— start Source data —

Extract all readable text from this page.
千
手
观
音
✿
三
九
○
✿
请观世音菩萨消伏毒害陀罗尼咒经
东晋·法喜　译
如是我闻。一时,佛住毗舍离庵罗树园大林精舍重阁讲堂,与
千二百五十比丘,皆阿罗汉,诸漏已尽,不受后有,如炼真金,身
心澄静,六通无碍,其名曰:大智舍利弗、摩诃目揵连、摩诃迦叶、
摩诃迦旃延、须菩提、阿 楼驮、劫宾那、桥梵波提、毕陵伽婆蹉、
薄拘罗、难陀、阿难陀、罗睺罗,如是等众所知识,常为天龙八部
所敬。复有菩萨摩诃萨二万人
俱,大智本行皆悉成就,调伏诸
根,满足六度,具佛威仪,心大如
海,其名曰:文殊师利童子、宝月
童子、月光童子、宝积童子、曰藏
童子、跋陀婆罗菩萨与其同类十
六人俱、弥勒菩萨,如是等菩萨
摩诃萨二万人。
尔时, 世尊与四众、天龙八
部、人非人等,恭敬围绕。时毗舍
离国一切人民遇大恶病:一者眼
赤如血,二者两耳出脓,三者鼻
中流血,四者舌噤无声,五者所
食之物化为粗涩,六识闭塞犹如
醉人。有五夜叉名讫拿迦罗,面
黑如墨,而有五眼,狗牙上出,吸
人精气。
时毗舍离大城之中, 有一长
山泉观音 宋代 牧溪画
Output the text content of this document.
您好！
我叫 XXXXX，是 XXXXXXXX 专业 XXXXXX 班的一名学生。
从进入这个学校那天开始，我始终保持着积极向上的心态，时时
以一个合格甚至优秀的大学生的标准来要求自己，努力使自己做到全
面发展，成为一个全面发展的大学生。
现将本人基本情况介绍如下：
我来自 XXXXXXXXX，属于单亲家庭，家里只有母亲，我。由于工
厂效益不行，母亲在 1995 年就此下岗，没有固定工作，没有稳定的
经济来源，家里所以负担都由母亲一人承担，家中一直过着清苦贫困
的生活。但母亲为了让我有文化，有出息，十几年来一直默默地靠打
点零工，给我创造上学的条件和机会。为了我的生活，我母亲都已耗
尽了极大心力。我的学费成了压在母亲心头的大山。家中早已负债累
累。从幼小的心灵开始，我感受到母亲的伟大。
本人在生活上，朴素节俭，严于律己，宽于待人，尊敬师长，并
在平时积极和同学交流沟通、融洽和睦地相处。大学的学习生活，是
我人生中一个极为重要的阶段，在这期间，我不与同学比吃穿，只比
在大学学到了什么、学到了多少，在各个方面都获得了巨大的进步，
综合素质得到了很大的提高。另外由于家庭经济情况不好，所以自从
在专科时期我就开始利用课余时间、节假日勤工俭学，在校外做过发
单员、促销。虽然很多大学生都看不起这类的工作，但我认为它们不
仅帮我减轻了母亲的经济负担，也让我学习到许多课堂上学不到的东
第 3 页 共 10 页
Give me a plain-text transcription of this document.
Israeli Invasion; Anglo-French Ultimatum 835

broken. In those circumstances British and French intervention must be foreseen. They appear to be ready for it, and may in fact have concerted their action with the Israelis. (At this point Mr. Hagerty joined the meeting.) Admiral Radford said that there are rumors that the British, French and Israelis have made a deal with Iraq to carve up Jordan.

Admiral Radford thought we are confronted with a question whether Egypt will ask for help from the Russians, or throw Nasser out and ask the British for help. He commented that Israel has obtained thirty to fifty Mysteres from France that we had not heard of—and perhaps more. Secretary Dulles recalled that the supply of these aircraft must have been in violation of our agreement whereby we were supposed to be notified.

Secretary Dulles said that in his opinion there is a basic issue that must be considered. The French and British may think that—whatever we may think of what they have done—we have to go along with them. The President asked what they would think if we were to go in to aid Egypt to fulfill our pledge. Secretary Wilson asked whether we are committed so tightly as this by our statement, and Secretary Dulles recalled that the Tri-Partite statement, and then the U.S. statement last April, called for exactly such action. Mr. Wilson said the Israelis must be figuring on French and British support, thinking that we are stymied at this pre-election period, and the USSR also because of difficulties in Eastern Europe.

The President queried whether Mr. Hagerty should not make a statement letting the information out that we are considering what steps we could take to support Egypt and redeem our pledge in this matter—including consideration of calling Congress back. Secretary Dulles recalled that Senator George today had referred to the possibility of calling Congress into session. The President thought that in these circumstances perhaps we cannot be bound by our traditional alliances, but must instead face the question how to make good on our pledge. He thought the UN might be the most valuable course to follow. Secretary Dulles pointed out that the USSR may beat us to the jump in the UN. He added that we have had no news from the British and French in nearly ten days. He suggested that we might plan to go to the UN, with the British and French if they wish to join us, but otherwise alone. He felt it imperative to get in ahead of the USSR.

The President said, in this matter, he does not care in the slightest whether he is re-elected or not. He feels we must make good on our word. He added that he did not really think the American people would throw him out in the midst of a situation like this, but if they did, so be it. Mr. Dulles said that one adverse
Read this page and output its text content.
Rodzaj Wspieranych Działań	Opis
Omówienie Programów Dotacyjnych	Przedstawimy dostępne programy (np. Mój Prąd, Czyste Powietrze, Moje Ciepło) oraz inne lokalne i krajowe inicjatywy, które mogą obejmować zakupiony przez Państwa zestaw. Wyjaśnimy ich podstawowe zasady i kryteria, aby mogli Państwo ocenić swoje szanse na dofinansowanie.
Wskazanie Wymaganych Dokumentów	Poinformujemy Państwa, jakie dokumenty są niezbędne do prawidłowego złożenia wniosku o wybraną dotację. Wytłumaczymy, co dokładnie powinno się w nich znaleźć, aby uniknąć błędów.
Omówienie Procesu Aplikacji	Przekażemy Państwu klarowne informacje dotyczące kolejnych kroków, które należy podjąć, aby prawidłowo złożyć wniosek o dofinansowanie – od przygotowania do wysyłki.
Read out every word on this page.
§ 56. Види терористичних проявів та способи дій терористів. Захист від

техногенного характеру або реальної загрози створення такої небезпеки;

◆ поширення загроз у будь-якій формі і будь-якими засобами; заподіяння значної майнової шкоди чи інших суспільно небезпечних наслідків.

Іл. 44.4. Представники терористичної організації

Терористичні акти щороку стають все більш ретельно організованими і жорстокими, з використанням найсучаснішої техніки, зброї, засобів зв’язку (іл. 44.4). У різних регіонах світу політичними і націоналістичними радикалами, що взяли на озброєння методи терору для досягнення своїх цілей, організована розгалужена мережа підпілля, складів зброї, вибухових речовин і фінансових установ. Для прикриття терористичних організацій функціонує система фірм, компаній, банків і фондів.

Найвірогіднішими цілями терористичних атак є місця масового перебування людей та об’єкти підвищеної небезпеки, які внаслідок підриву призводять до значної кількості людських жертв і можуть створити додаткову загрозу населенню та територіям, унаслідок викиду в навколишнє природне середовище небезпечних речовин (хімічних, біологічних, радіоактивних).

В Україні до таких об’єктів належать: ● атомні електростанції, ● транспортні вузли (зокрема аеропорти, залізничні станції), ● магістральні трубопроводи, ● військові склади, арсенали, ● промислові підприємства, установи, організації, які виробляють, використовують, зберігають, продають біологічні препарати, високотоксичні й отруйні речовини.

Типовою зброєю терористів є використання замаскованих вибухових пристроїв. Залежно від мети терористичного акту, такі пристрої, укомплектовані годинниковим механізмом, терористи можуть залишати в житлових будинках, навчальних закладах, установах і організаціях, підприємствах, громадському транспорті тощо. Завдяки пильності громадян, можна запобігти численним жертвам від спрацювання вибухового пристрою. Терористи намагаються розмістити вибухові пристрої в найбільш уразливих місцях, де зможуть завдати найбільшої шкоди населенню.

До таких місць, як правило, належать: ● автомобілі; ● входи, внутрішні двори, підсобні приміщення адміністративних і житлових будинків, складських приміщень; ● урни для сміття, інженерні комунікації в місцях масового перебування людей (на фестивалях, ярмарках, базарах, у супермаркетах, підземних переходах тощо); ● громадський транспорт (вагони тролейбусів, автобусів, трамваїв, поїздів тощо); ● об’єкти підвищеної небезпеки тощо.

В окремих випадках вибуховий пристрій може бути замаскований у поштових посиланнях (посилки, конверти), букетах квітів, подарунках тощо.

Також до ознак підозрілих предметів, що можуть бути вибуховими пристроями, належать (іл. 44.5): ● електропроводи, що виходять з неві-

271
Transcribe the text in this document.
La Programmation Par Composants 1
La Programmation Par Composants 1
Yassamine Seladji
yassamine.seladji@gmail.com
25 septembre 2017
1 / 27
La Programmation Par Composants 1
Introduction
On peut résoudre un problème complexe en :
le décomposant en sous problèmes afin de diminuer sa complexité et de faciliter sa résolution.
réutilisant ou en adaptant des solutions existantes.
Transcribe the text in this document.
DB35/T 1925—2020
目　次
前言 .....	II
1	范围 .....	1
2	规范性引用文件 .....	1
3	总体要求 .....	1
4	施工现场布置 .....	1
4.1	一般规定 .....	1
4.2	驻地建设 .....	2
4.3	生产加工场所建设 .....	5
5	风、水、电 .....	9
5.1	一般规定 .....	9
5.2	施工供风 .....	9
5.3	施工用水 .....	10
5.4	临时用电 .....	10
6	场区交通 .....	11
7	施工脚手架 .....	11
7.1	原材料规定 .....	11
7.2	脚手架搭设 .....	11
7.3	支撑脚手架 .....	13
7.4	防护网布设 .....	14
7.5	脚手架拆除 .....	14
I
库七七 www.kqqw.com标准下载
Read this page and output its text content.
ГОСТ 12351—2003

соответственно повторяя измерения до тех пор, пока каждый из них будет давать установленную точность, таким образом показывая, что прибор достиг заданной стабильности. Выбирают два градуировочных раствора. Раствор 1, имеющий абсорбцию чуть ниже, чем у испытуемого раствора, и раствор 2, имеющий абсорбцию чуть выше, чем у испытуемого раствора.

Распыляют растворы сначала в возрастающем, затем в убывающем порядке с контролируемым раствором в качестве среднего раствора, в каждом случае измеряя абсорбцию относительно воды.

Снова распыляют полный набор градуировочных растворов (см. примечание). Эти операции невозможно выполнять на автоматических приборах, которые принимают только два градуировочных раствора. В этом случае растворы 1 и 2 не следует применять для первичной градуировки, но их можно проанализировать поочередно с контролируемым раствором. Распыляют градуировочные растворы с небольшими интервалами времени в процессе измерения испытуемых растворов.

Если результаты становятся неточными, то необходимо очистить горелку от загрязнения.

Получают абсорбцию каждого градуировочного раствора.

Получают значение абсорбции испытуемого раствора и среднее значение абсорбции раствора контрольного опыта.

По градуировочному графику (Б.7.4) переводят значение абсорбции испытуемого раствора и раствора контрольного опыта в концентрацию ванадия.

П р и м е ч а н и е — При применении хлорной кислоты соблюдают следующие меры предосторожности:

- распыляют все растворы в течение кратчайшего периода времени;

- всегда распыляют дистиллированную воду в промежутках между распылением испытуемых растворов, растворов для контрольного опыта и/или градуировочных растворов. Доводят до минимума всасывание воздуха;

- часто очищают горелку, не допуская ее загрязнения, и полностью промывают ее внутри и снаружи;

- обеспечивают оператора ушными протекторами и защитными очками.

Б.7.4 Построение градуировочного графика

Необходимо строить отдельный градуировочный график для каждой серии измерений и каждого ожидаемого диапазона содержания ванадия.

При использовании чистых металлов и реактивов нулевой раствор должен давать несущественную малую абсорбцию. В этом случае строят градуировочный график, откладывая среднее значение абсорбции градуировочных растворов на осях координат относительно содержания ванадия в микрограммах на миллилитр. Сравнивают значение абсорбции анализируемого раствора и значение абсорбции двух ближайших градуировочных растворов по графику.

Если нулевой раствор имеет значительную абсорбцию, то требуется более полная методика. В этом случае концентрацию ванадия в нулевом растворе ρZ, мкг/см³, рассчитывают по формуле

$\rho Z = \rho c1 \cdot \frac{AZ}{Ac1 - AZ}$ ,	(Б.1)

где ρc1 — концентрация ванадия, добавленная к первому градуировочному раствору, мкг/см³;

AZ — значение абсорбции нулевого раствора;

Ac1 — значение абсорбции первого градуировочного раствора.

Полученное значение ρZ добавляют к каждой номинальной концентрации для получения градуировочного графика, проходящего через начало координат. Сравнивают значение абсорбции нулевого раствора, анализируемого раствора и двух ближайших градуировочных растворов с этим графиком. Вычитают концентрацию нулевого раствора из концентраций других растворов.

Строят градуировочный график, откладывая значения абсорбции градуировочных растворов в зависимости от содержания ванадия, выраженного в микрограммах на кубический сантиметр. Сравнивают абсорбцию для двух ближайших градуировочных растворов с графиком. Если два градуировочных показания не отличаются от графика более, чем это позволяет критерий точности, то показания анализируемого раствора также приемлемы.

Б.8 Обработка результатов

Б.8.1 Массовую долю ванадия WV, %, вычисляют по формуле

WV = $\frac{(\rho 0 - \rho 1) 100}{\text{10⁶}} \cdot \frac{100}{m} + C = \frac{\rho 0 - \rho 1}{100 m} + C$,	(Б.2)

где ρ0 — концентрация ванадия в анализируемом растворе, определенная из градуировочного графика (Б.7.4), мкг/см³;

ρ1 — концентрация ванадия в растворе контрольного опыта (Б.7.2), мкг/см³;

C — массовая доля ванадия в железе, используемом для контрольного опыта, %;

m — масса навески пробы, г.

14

— end Source data —

# Exercise
Check each line of the records above for the word "градуировочному", then give the number of lines that have it, with no other words.

# Response to this task
2